| Task directions |
Your task is to transcribe the records exactly, skipping every image.

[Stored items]
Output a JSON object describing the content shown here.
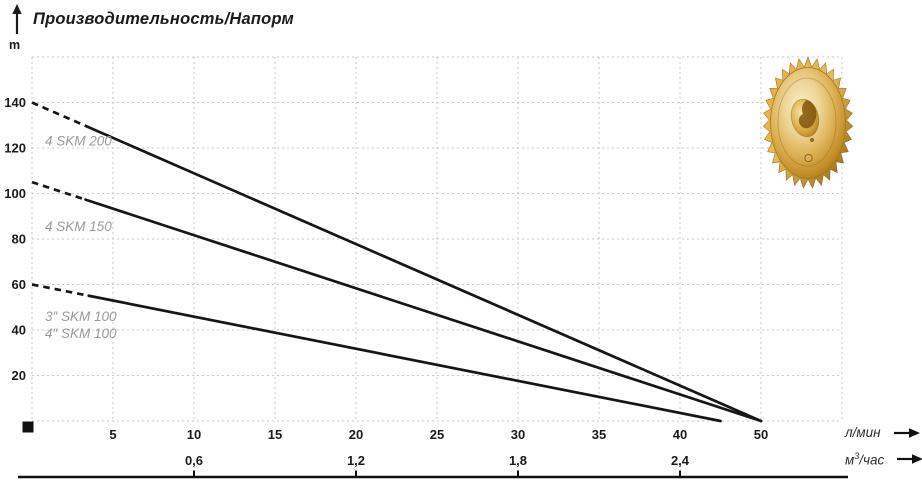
{
  "header": {
    "title": "Производительность/Напорм",
    "y_axis_unit": "m"
  },
  "units": {
    "flow_primary": "л/мин",
    "flow_secondary_base": "м",
    "flow_secondary_sup": "3",
    "flow_secondary_rest": "/час"
  },
  "chart_data": {
    "type": "line",
    "title": "Производительность/Напорм",
    "x_axis": {
      "label_primary": "л/мин",
      "label_secondary": "м³/час",
      "ticks_l_min": [
        5,
        10,
        15,
        20,
        25,
        30,
        35,
        40,
        50
      ],
      "ticks_m3_h": [
        {
          "label": "0,6",
          "at_l_min": 10
        },
        {
          "label": "1,2",
          "at_l_min": 20
        },
        {
          "label": "1,8",
          "at_l_min": 30
        },
        {
          "label": "2,4",
          "at_l_min": 40
        }
      ],
      "grid_step_l_min": 5
    },
    "y_axis": {
      "unit": "m",
      "ticks": [
        20,
        40,
        60,
        80,
        100,
        120,
        140
      ],
      "ylim": [
        0,
        160
      ],
      "grid_step": 20
    },
    "grid": "dotted",
    "legend_position": "inline-labels",
    "series": [
      {
        "name": "4 SKM 200",
        "points_l_min_m": [
          [
            0,
            140
          ],
          [
            50,
            0
          ]
        ],
        "dashed_until_l_min": 3.5
      },
      {
        "name": "4 SKM 150",
        "points_l_min_m": [
          [
            0,
            105
          ],
          [
            50,
            0
          ]
        ],
        "dashed_until_l_min": 3.3
      },
      {
        "name": "SKM 100",
        "points_l_min_m": [
          [
            0,
            60
          ],
          [
            45,
            0
          ]
        ],
        "dashed_until_l_min": 3.5
      }
    ],
    "curve_labels": [
      {
        "text": "4 SKM 200",
        "q_l_min": 0.8,
        "head_m": 123
      },
      {
        "text": "4 SKM 150",
        "q_l_min": 0.8,
        "head_m": 85.5
      },
      {
        "text": "3″ SKM 100",
        "q_l_min": 0.8,
        "head_m": 46
      },
      {
        "text": "4″ SKM 100",
        "q_l_min": 0.8,
        "head_m": 38.5
      }
    ]
  },
  "colors": {
    "curve": "#161616",
    "grid": "#c9c9c9",
    "axis_text": "#1b1b1b",
    "curve_label": "#9a9a9a",
    "scale_line": "#111111",
    "gold_light": "#faf0cd",
    "gold_mid": "#e0b357",
    "gold_dark": "#96650f"
  },
  "icons": {
    "impeller": "pump-impeller-image",
    "axis_arrow_up": "arrow-up-icon",
    "axis_arrow_right": "arrow-right-icon"
  }
}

| Task result |
Output a JSON object describing the content shown here.
{
  "header": {
    "title": "Производительность/Напорм",
    "y_axis_unit": "m"
  },
  "units": {
    "flow_primary": "л/мин",
    "flow_secondary_base": "м",
    "flow_secondary_sup": "3",
    "flow_secondary_rest": "/час"
  },
  "chart_data": {
    "type": "line",
    "title": "Производительность/Напорм",
    "x_axis": {
      "label_primary": "л/мин",
      "label_secondary": "м³/час",
      "ticks_l_min": [
        5,
        10,
        15,
        20,
        25,
        30,
        35,
        40,
        50
      ],
      "ticks_m3_h": [
        {
          "label": "0,6",
          "at_l_min": 10
        },
        {
          "label": "1,2",
          "at_l_min": 20
        },
        {
          "label": "1,8",
          "at_l_min": 30
        },
        {
          "label": "2,4",
          "at_l_min": 40
        }
      ],
      "grid_step_l_min": 5
    },
    "y_axis": {
      "unit": "m",
      "ticks": [
        20,
        40,
        60,
        80,
        100,
        120,
        140
      ],
      "ylim": [
        0,
        160
      ],
      "grid_step": 20
    },
    "grid": "dotted",
    "legend_position": "inline-labels",
    "series": [
      {
        "name": "4 SKM 200",
        "points_l_min_m": [
          [
            0,
            140
          ],
          [
            50,
            0
          ]
        ],
        "dashed_until_l_min": 3.5
      },
      {
        "name": "4 SKM 150",
        "points_l_min_m": [
          [
            0,
            105
          ],
          [
            50,
            0
          ]
        ],
        "dashed_until_l_min": 3.3
      },
      {
        "name": "SKM 100",
        "points_l_min_m": [
          [
            0,
            60
          ],
          [
            45,
            0
          ]
        ],
        "dashed_until_l_min": 3.5
      }
    ],
    "curve_labels": [
      {
        "text": "4 SKM 200",
        "q_l_min": 0.8,
        "head_m": 123
      },
      {
        "text": "4 SKM 150",
        "q_l_min": 0.8,
        "head_m": 85.5
      },
      {
        "text": "3″ SKM 100",
        "q_l_min": 0.8,
        "head_m": 46
      },
      {
        "text": "4″ SKM 100",
        "q_l_min": 0.8,
        "head_m": 38.5
      }
    ]
  },
  "colors": {
    "curve": "#161616",
    "grid": "#c9c9c9",
    "axis_text": "#1b1b1b",
    "curve_label": "#9a9a9a",
    "scale_line": "#111111",
    "gold_light": "#faf0cd",
    "gold_mid": "#e0b357",
    "gold_dark": "#96650f"
  },
  "icons": {
    "impeller": "pump-impeller-image",
    "axis_arrow_up": "arrow-up-icon",
    "axis_arrow_right": "arrow-right-icon"
  }
}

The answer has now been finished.